Return every record below exactly as written, omitting any pictures.
·····
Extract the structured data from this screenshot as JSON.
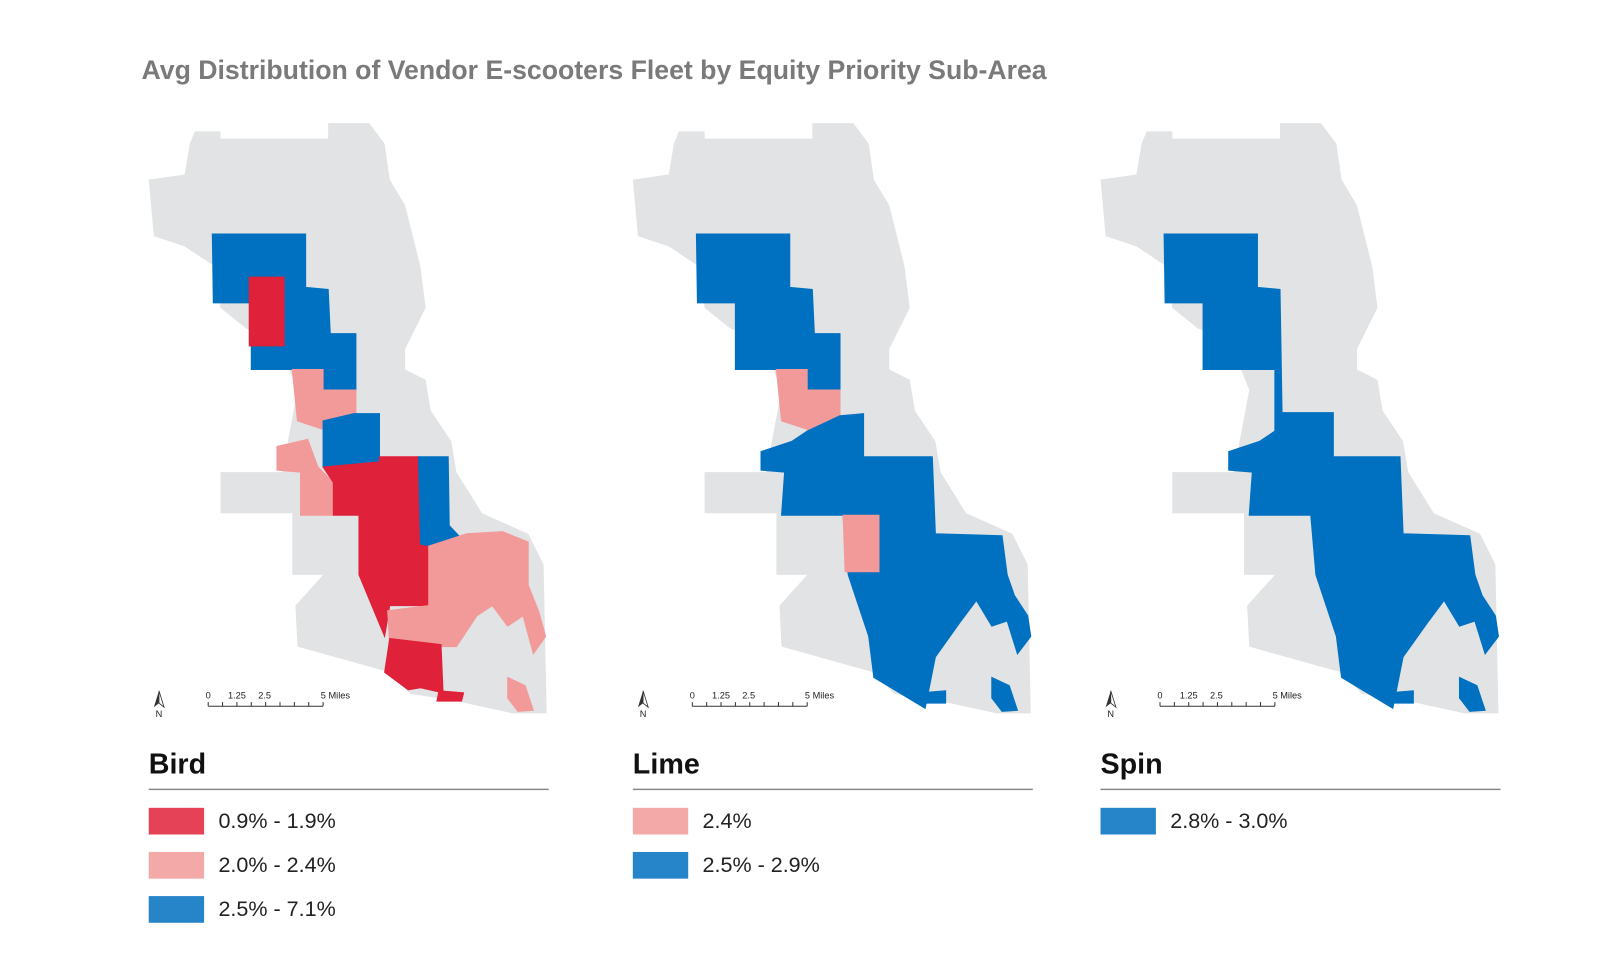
{
  "title": "Avg Distribution of Vendor E-scooters Fleet by Equity Priority Sub-Area",
  "maps": [
    {
      "name": "Bird",
      "north": "N",
      "scale_labels": [
        "0",
        "1.25",
        "2.5",
        "5 Miles"
      ],
      "legend": [
        {
          "label": "0.9% - 1.9%",
          "color": "#e0213a"
        },
        {
          "label": "2.0% - 2.4%",
          "color": "#f29a9a"
        },
        {
          "label": "2.5% - 7.1%",
          "color": "#0070c0"
        }
      ]
    },
    {
      "name": "Lime",
      "north": "N",
      "scale_labels": [
        "0",
        "1.25",
        "2.5",
        "5 Miles"
      ],
      "legend": [
        {
          "label": "2.4%",
          "color": "#f29a9a"
        },
        {
          "label": "2.5% - 2.9%",
          "color": "#0070c0"
        }
      ]
    },
    {
      "name": "Spin",
      "north": "N",
      "scale_labels": [
        "0",
        "1.25",
        "2.5",
        "5 Miles"
      ],
      "legend": [
        {
          "label": "2.8% - 3.0%",
          "color": "#0070c0"
        }
      ]
    }
  ]
}
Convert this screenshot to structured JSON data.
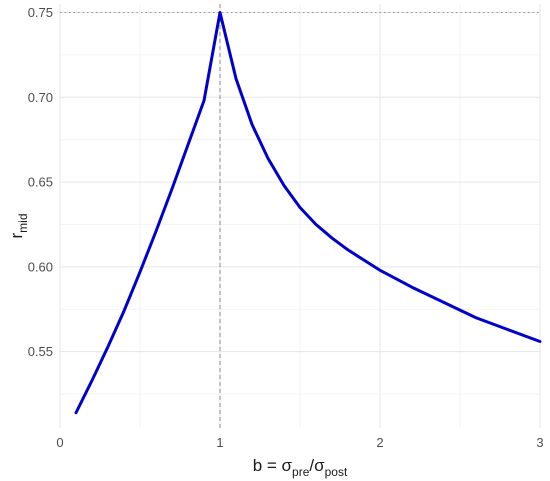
{
  "chart_data": {
    "type": "line",
    "title": "",
    "xlabel": "b = σpre/σpost",
    "xlabel_parts": {
      "b_eq": "b = σ",
      "pre": "pre",
      "slash": "/σ",
      "post": "post"
    },
    "ylabel": "rmid",
    "ylabel_parts": {
      "main": "r",
      "sub": "mid"
    },
    "xlim": [
      0,
      3
    ],
    "ylim": [
      0.505,
      0.755
    ],
    "x_ticks": [
      0,
      1,
      2,
      3
    ],
    "x_tick_labels": [
      "0",
      "1",
      "2",
      "3"
    ],
    "y_ticks": [
      0.55,
      0.6,
      0.65,
      0.7,
      0.75
    ],
    "y_tick_labels": [
      "0.55",
      "0.60",
      "0.65",
      "0.70",
      "0.75"
    ],
    "grid": true,
    "series": [
      {
        "color": "#0000cc",
        "x": [
          0.1,
          0.2,
          0.3,
          0.4,
          0.5,
          0.6,
          0.7,
          0.8,
          0.9,
          1.0,
          1.1,
          1.2,
          1.3,
          1.4,
          1.5,
          1.6,
          1.7,
          1.8,
          1.9,
          2.0,
          2.2,
          2.4,
          2.6,
          2.8,
          3.0
        ],
        "y": [
          0.514,
          0.533,
          0.553,
          0.574,
          0.597,
          0.621,
          0.646,
          0.672,
          0.698,
          0.75,
          0.711,
          0.684,
          0.664,
          0.648,
          0.635,
          0.625,
          0.617,
          0.61,
          0.604,
          0.598,
          0.588,
          0.579,
          0.57,
          0.563,
          0.556
        ]
      }
    ],
    "reference_lines": [
      {
        "orientation": "horizontal",
        "value": 0.75,
        "style": "dotted",
        "color": "#999999"
      },
      {
        "orientation": "vertical",
        "value": 1.0,
        "style": "dashed",
        "color": "#888888"
      }
    ]
  }
}
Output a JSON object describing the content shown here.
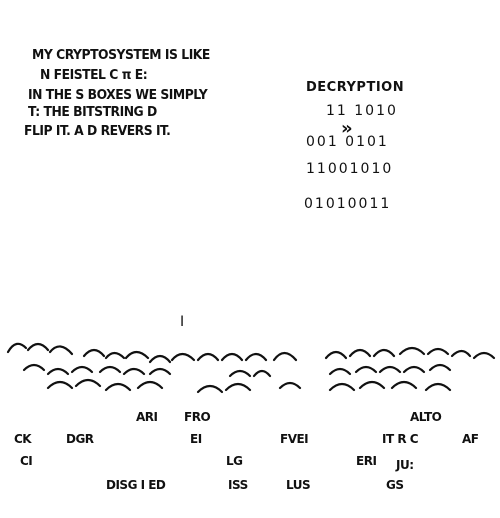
{
  "narration": {
    "lines": [
      "MY CRYPTOSYSTEM IS LIKE",
      "N FEISTEL C  π       E:",
      "IN THE S BOXES WE SIMPLY",
      "T:      THE BITSTRING  D",
      "FLIP IT. A  D REVERS   IT."
    ]
  },
  "decryption_panel": {
    "title": "DECRYPTION",
    "rows": [
      "11  1010",
      "001 0101",
      "11001010",
      "01010011"
    ],
    "arrow": "»"
  },
  "speech": {
    "fragment": "I"
  },
  "crowd_caption": {
    "line1_left": "ARI",
    "line1_mid": "FRO",
    "line1_right": "ALTO",
    "line2_a": "CK",
    "line2_b": "DGR",
    "line2_c": "EI",
    "line2_d": "FVEI",
    "line2_e": "IT R  C",
    "line2_f": "AF",
    "line3_a": "CI",
    "line3_b": "LG",
    "line3_c": "ERI",
    "line3_d": "JU:",
    "line4_a": "DISG  I  ED",
    "line4_b": "ISS",
    "line4_c": "LUS",
    "line4_d": "GS"
  }
}
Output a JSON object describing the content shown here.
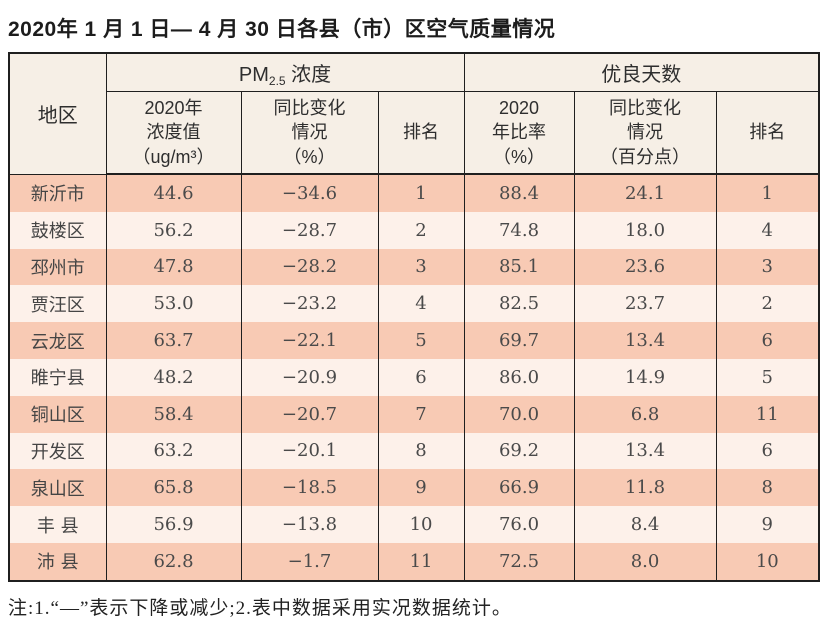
·····
**Solution below**
Extract the structured data from this screenshot as JSON.
{
  "title": "Avg Distribution of Vendor E-scooters Fleet by Equity Priority Sub-Area",
  "maps": [
    {
      "name": "Bird",
      "north": "N",
      "scale_labels": [
        "0",
        "1.25",
        "2.5",
        "5 Miles"
      ],
      "legend": [
        {
          "label": "0.9% - 1.9%",
          "color": "#e0213a"
        },
        {
          "label": "2.0% - 2.4%",
          "color": "#f29a9a"
        },
        {
          "label": "2.5% - 7.1%",
          "color": "#0070c0"
        }
      ]
    },
    {
      "name": "Lime",
      "north": "N",
      "scale_labels": [
        "0",
        "1.25",
        "2.5",
        "5 Miles"
      ],
      "legend": [
        {
          "label": "2.4%",
          "color": "#f29a9a"
        },
        {
          "label": "2.5% - 2.9%",
          "color": "#0070c0"
        }
      ]
    },
    {
      "name": "Spin",
      "north": "N",
      "scale_labels": [
        "0",
        "1.25",
        "2.5",
        "5 Miles"
      ],
      "legend": [
        {
          "label": "2.8% - 3.0%",
          "color": "#0070c0"
        }
      ]
    }
  ]
}
Convert this screenshot to structured JSON data.
{
  "chart_data": {
    "type": "line",
    "title": "",
    "xlabel": "b = σpre/σpost",
    "xlabel_parts": {
      "b_eq": "b = σ",
      "pre": "pre",
      "slash": "/σ",
      "post": "post"
    },
    "ylabel": "rmid",
    "ylabel_parts": {
      "main": "r",
      "sub": "mid"
    },
    "xlim": [
      0,
      3
    ],
    "ylim": [
      0.505,
      0.755
    ],
    "x_ticks": [
      0,
      1,
      2,
      3
    ],
    "x_tick_labels": [
      "0",
      "1",
      "2",
      "3"
    ],
    "y_ticks": [
      0.55,
      0.6,
      0.65,
      0.7,
      0.75
    ],
    "y_tick_labels": [
      "0.55",
      "0.60",
      "0.65",
      "0.70",
      "0.75"
    ],
    "grid": true,
    "series": [
      {
        "color": "#0000cc",
        "x": [
          0.1,
          0.2,
          0.3,
          0.4,
          0.5,
          0.6,
          0.7,
          0.8,
          0.9,
          1.0,
          1.1,
          1.2,
          1.3,
          1.4,
          1.5,
          1.6,
          1.7,
          1.8,
          1.9,
          2.0,
          2.2,
          2.4,
          2.6,
          2.8,
          3.0
        ],
        "y": [
          0.514,
          0.533,
          0.553,
          0.574,
          0.597,
          0.621,
          0.646,
          0.672,
          0.698,
          0.75,
          0.711,
          0.684,
          0.664,
          0.648,
          0.635,
          0.625,
          0.617,
          0.61,
          0.604,
          0.598,
          0.588,
          0.579,
          0.57,
          0.563,
          0.556
        ]
      }
    ],
    "reference_lines": [
      {
        "orientation": "horizontal",
        "value": 0.75,
        "style": "dotted",
        "color": "#999999"
      },
      {
        "orientation": "vertical",
        "value": 1.0,
        "style": "dashed",
        "color": "#888888"
      }
    ]
  }
}
Output a JSON object describing the content shown here.
{
  "narration": {
    "lines": [
      "MY CRYPTOSYSTEM IS LIKE",
      "N FEISTEL C  π       E:",
      "IN THE S BOXES WE SIMPLY",
      "T:      THE BITSTRING  D",
      "FLIP IT. A  D REVERS   IT."
    ]
  },
  "decryption_panel": {
    "title": "DECRYPTION",
    "rows": [
      "11  1010",
      "001 0101",
      "11001010",
      "01010011"
    ],
    "arrow": "»"
  },
  "speech": {
    "fragment": "I"
  },
  "crowd_caption": {
    "line1_left": "ARI",
    "line1_mid": "FRO",
    "line1_right": "ALTO",
    "line2_a": "CK",
    "line2_b": "DGR",
    "line2_c": "EI",
    "line2_d": "FVEI",
    "line2_e": "IT R  C",
    "line2_f": "AF",
    "line3_a": "CI",
    "line3_b": "LG",
    "line3_c": "ERI",
    "line3_d": "JU:",
    "line4_a": "DISG  I  ED",
    "line4_b": "ISS",
    "line4_c": "LUS",
    "line4_d": "GS"
  }
}
Output a JSON object describing the content shown here.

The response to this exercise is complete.